Written task - Return every line below as is, leaving out the pictures.

Records for the task -
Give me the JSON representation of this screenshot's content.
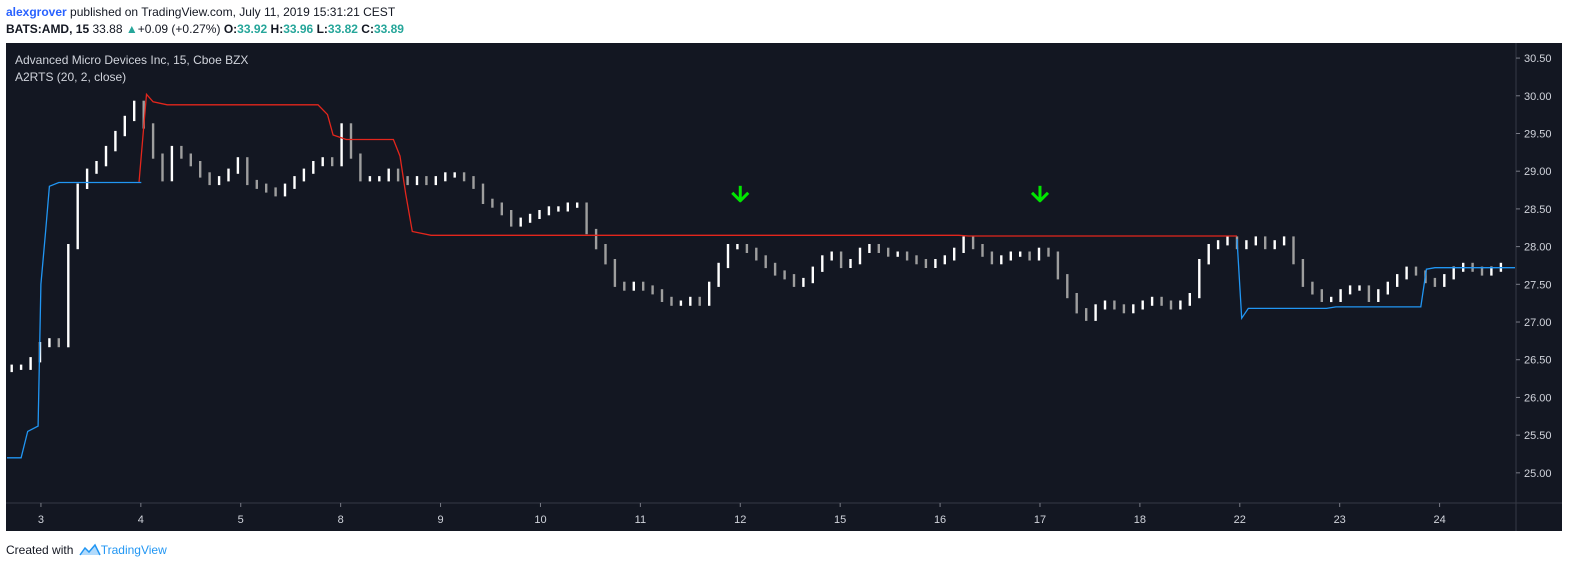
{
  "header": {
    "author": "alexgrover",
    "published_text": "published on TradingView.com, July 11, 2019 15:31:21 CEST",
    "symbol": "BATS:AMD, 15",
    "last": "33.88",
    "change": "+0.09 (+0.27%)",
    "o_label": "O:",
    "o_val": "33.92",
    "h_label": "H:",
    "h_val": "33.96",
    "l_label": "L:",
    "l_val": "33.82",
    "c_label": "C:",
    "c_val": "33.89"
  },
  "legend": {
    "title": "Advanced Micro Devices Inc, 15, Cboe BZX",
    "indicator": "A2RTS (20, 2, close)"
  },
  "footer": {
    "created_with": "Created with",
    "brand": "TradingView"
  },
  "colors": {
    "background": "#131722",
    "upper_band": "#e3261c",
    "lower_band": "#2196f3",
    "bar_up": "#ffffff",
    "bar_down": "#9e9e9e",
    "signal_arrow": "#00e600"
  },
  "chart_data": {
    "type": "ohlc",
    "y_ticks": [
      "30.50",
      "30.00",
      "29.50",
      "29.00",
      "28.50",
      "28.00",
      "27.50",
      "27.00",
      "26.50",
      "26.00",
      "25.50",
      "25.00"
    ],
    "ylim": [
      24.6,
      30.7
    ],
    "x_ticks": [
      "3",
      "4",
      "5",
      "8",
      "9",
      "10",
      "11",
      "12",
      "15",
      "16",
      "17",
      "18",
      "22",
      "23",
      "24"
    ],
    "x_tick_index": [
      3.6,
      14.2,
      24.8,
      35.4,
      46.0,
      56.6,
      67.2,
      77.8,
      88.4,
      99.0,
      109.6,
      120.2,
      130.8,
      141.4,
      152.0
    ],
    "bar_count": 160,
    "close": [
      26.4,
      26.4,
      26.5,
      26.7,
      26.75,
      26.7,
      28.0,
      28.8,
      29.0,
      29.1,
      29.3,
      29.5,
      29.7,
      29.9,
      29.6,
      29.2,
      28.9,
      29.3,
      29.2,
      29.1,
      28.95,
      28.85,
      28.9,
      29.0,
      29.15,
      28.85,
      28.8,
      28.75,
      28.7,
      28.8,
      28.9,
      29.0,
      29.1,
      29.15,
      29.1,
      29.6,
      29.2,
      28.9,
      28.9,
      28.9,
      29.0,
      28.9,
      28.85,
      28.9,
      28.85,
      28.9,
      28.95,
      28.95,
      28.9,
      28.8,
      28.6,
      28.55,
      28.45,
      28.3,
      28.35,
      28.4,
      28.45,
      28.5,
      28.5,
      28.55,
      28.55,
      28.2,
      28.0,
      27.8,
      27.5,
      27.45,
      27.5,
      27.45,
      27.4,
      27.3,
      27.25,
      27.25,
      27.3,
      27.25,
      27.5,
      27.75,
      28.0,
      28.0,
      27.95,
      27.85,
      27.75,
      27.65,
      27.6,
      27.5,
      27.55,
      27.7,
      27.85,
      27.9,
      27.75,
      27.8,
      27.95,
      28.0,
      27.95,
      27.9,
      27.9,
      27.85,
      27.8,
      27.75,
      27.8,
      27.85,
      27.95,
      28.1,
      28.0,
      27.9,
      27.8,
      27.85,
      27.9,
      27.9,
      27.85,
      27.95,
      27.9,
      27.6,
      27.35,
      27.15,
      27.05,
      27.2,
      27.25,
      27.2,
      27.15,
      27.2,
      27.25,
      27.3,
      27.25,
      27.2,
      27.25,
      27.35,
      27.8,
      28.0,
      28.05,
      28.1,
      28.0,
      28.05,
      28.1,
      28.0,
      28.05,
      28.1,
      27.8,
      27.5,
      27.4,
      27.3,
      27.3,
      27.4,
      27.45,
      27.45,
      27.3,
      27.4,
      27.5,
      27.6,
      27.7,
      27.65,
      27.55,
      27.5,
      27.6,
      27.7,
      27.75,
      27.7,
      27.65,
      27.7,
      27.75
    ],
    "upper_band": [
      [
        14,
        28.85
      ],
      [
        14.8,
        30.02
      ],
      [
        15.5,
        29.92
      ],
      [
        17,
        29.88
      ],
      [
        33,
        29.88
      ],
      [
        34,
        29.75
      ],
      [
        34.6,
        29.48
      ],
      [
        36,
        29.42
      ],
      [
        41,
        29.42
      ],
      [
        41.7,
        29.2
      ],
      [
        42.3,
        28.7
      ],
      [
        43,
        28.2
      ],
      [
        45,
        28.15
      ],
      [
        101,
        28.15
      ],
      [
        102,
        28.14
      ],
      [
        130.5,
        28.14
      ]
    ],
    "lower_band": [
      [
        0,
        25.2
      ],
      [
        1.5,
        25.2
      ],
      [
        2.2,
        25.55
      ],
      [
        3.3,
        25.62
      ],
      [
        3.6,
        27.5
      ],
      [
        4.1,
        28.2
      ],
      [
        4.5,
        28.8
      ],
      [
        5.5,
        28.85
      ],
      [
        14,
        28.85
      ],
      [
        14.2,
        28.85
      ],
      [
        14.25,
        28.85
      ]
    ],
    "lower_band_2": [
      [
        130.5,
        28.1
      ],
      [
        131,
        27.05
      ],
      [
        131.7,
        27.18
      ],
      [
        140,
        27.18
      ],
      [
        141,
        27.2
      ],
      [
        150,
        27.2
      ],
      [
        150.6,
        27.7
      ],
      [
        151.5,
        27.72
      ],
      [
        160,
        27.72
      ]
    ],
    "signals": [
      {
        "index": 77.8,
        "price": 28.7,
        "direction": "down"
      },
      {
        "index": 109.6,
        "price": 28.7,
        "direction": "down"
      }
    ]
  }
}
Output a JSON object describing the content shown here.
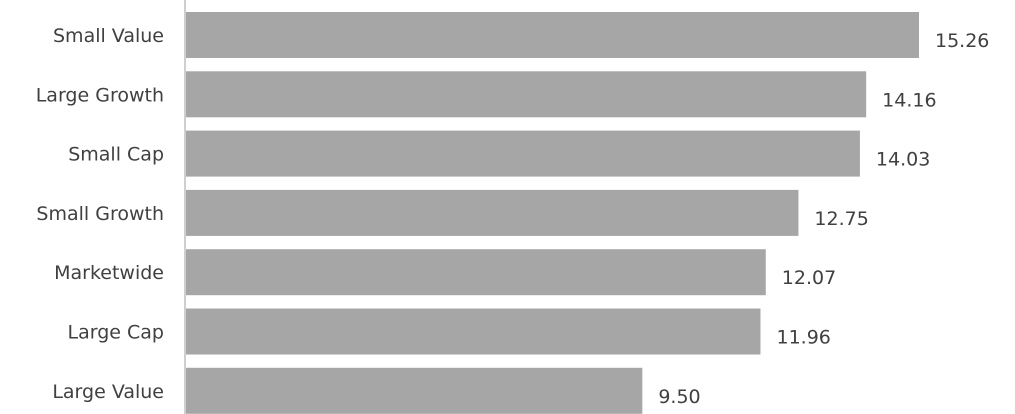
{
  "chart_data": {
    "type": "bar",
    "orientation": "horizontal",
    "categories": [
      "Small Value",
      "Large Growth",
      "Small Cap",
      "Small Growth",
      "Marketwide",
      "Large Cap",
      "Large Value"
    ],
    "values": [
      15.26,
      14.16,
      14.03,
      12.75,
      12.07,
      11.96,
      9.5
    ],
    "value_labels": [
      "15.26",
      "14.16",
      "14.03",
      "12.75",
      "12.07",
      "11.96",
      "9.50"
    ],
    "title": "",
    "xlabel": "",
    "ylabel": "",
    "xlim": [
      0,
      15.26
    ],
    "grid": false,
    "legend": "none",
    "colors": {
      "bar": "#a6a6a6",
      "axis": "#bfbfbf",
      "text": "#404040"
    }
  }
}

Solution for this task -
Give me the JSON representation of this screenshot's content.
{
  "header": {
    "author": "alexgrover",
    "published_text": "published on TradingView.com, July 11, 2019 15:31:21 CEST",
    "symbol": "BATS:AMD, 15",
    "last": "33.88",
    "change": "+0.09 (+0.27%)",
    "o_label": "O:",
    "o_val": "33.92",
    "h_label": "H:",
    "h_val": "33.96",
    "l_label": "L:",
    "l_val": "33.82",
    "c_label": "C:",
    "c_val": "33.89"
  },
  "legend": {
    "title": "Advanced Micro Devices Inc, 15, Cboe BZX",
    "indicator": "A2RTS (20, 2, close)"
  },
  "footer": {
    "created_with": "Created with",
    "brand": "TradingView"
  },
  "colors": {
    "background": "#131722",
    "upper_band": "#e3261c",
    "lower_band": "#2196f3",
    "bar_up": "#ffffff",
    "bar_down": "#9e9e9e",
    "signal_arrow": "#00e600"
  },
  "chart_data": {
    "type": "ohlc",
    "y_ticks": [
      "30.50",
      "30.00",
      "29.50",
      "29.00",
      "28.50",
      "28.00",
      "27.50",
      "27.00",
      "26.50",
      "26.00",
      "25.50",
      "25.00"
    ],
    "ylim": [
      24.6,
      30.7
    ],
    "x_ticks": [
      "3",
      "4",
      "5",
      "8",
      "9",
      "10",
      "11",
      "12",
      "15",
      "16",
      "17",
      "18",
      "22",
      "23",
      "24"
    ],
    "x_tick_index": [
      3.6,
      14.2,
      24.8,
      35.4,
      46.0,
      56.6,
      67.2,
      77.8,
      88.4,
      99.0,
      109.6,
      120.2,
      130.8,
      141.4,
      152.0
    ],
    "bar_count": 160,
    "close": [
      26.4,
      26.4,
      26.5,
      26.7,
      26.75,
      26.7,
      28.0,
      28.8,
      29.0,
      29.1,
      29.3,
      29.5,
      29.7,
      29.9,
      29.6,
      29.2,
      28.9,
      29.3,
      29.2,
      29.1,
      28.95,
      28.85,
      28.9,
      29.0,
      29.15,
      28.85,
      28.8,
      28.75,
      28.7,
      28.8,
      28.9,
      29.0,
      29.1,
      29.15,
      29.1,
      29.6,
      29.2,
      28.9,
      28.9,
      28.9,
      29.0,
      28.9,
      28.85,
      28.9,
      28.85,
      28.9,
      28.95,
      28.95,
      28.9,
      28.8,
      28.6,
      28.55,
      28.45,
      28.3,
      28.35,
      28.4,
      28.45,
      28.5,
      28.5,
      28.55,
      28.55,
      28.2,
      28.0,
      27.8,
      27.5,
      27.45,
      27.5,
      27.45,
      27.4,
      27.3,
      27.25,
      27.25,
      27.3,
      27.25,
      27.5,
      27.75,
      28.0,
      28.0,
      27.95,
      27.85,
      27.75,
      27.65,
      27.6,
      27.5,
      27.55,
      27.7,
      27.85,
      27.9,
      27.75,
      27.8,
      27.95,
      28.0,
      27.95,
      27.9,
      27.9,
      27.85,
      27.8,
      27.75,
      27.8,
      27.85,
      27.95,
      28.1,
      28.0,
      27.9,
      27.8,
      27.85,
      27.9,
      27.9,
      27.85,
      27.95,
      27.9,
      27.6,
      27.35,
      27.15,
      27.05,
      27.2,
      27.25,
      27.2,
      27.15,
      27.2,
      27.25,
      27.3,
      27.25,
      27.2,
      27.25,
      27.35,
      27.8,
      28.0,
      28.05,
      28.1,
      28.0,
      28.05,
      28.1,
      28.0,
      28.05,
      28.1,
      27.8,
      27.5,
      27.4,
      27.3,
      27.3,
      27.4,
      27.45,
      27.45,
      27.3,
      27.4,
      27.5,
      27.6,
      27.7,
      27.65,
      27.55,
      27.5,
      27.6,
      27.7,
      27.75,
      27.7,
      27.65,
      27.7,
      27.75
    ],
    "upper_band": [
      [
        14,
        28.85
      ],
      [
        14.8,
        30.02
      ],
      [
        15.5,
        29.92
      ],
      [
        17,
        29.88
      ],
      [
        33,
        29.88
      ],
      [
        34,
        29.75
      ],
      [
        34.6,
        29.48
      ],
      [
        36,
        29.42
      ],
      [
        41,
        29.42
      ],
      [
        41.7,
        29.2
      ],
      [
        42.3,
        28.7
      ],
      [
        43,
        28.2
      ],
      [
        45,
        28.15
      ],
      [
        101,
        28.15
      ],
      [
        102,
        28.14
      ],
      [
        130.5,
        28.14
      ]
    ],
    "lower_band": [
      [
        0,
        25.2
      ],
      [
        1.5,
        25.2
      ],
      [
        2.2,
        25.55
      ],
      [
        3.3,
        25.62
      ],
      [
        3.6,
        27.5
      ],
      [
        4.1,
        28.2
      ],
      [
        4.5,
        28.8
      ],
      [
        5.5,
        28.85
      ],
      [
        14,
        28.85
      ],
      [
        14.2,
        28.85
      ],
      [
        14.25,
        28.85
      ]
    ],
    "lower_band_2": [
      [
        130.5,
        28.1
      ],
      [
        131,
        27.05
      ],
      [
        131.7,
        27.18
      ],
      [
        140,
        27.18
      ],
      [
        141,
        27.2
      ],
      [
        150,
        27.2
      ],
      [
        150.6,
        27.7
      ],
      [
        151.5,
        27.72
      ],
      [
        160,
        27.72
      ]
    ],
    "signals": [
      {
        "index": 77.8,
        "price": 28.7,
        "direction": "down"
      },
      {
        "index": 109.6,
        "price": 28.7,
        "direction": "down"
      }
    ]
  }
}
Output a JSON object describing the content shown here.
{
  "chart_data": {
    "type": "bar",
    "orientation": "horizontal",
    "categories": [
      "Small Value",
      "Large Growth",
      "Small Cap",
      "Small Growth",
      "Marketwide",
      "Large Cap",
      "Large Value"
    ],
    "values": [
      15.26,
      14.16,
      14.03,
      12.75,
      12.07,
      11.96,
      9.5
    ],
    "value_labels": [
      "15.26",
      "14.16",
      "14.03",
      "12.75",
      "12.07",
      "11.96",
      "9.50"
    ],
    "title": "",
    "xlabel": "",
    "ylabel": "",
    "xlim": [
      0,
      15.26
    ],
    "grid": false,
    "legend": "none",
    "colors": {
      "bar": "#a6a6a6",
      "axis": "#bfbfbf",
      "text": "#404040"
    }
  }
}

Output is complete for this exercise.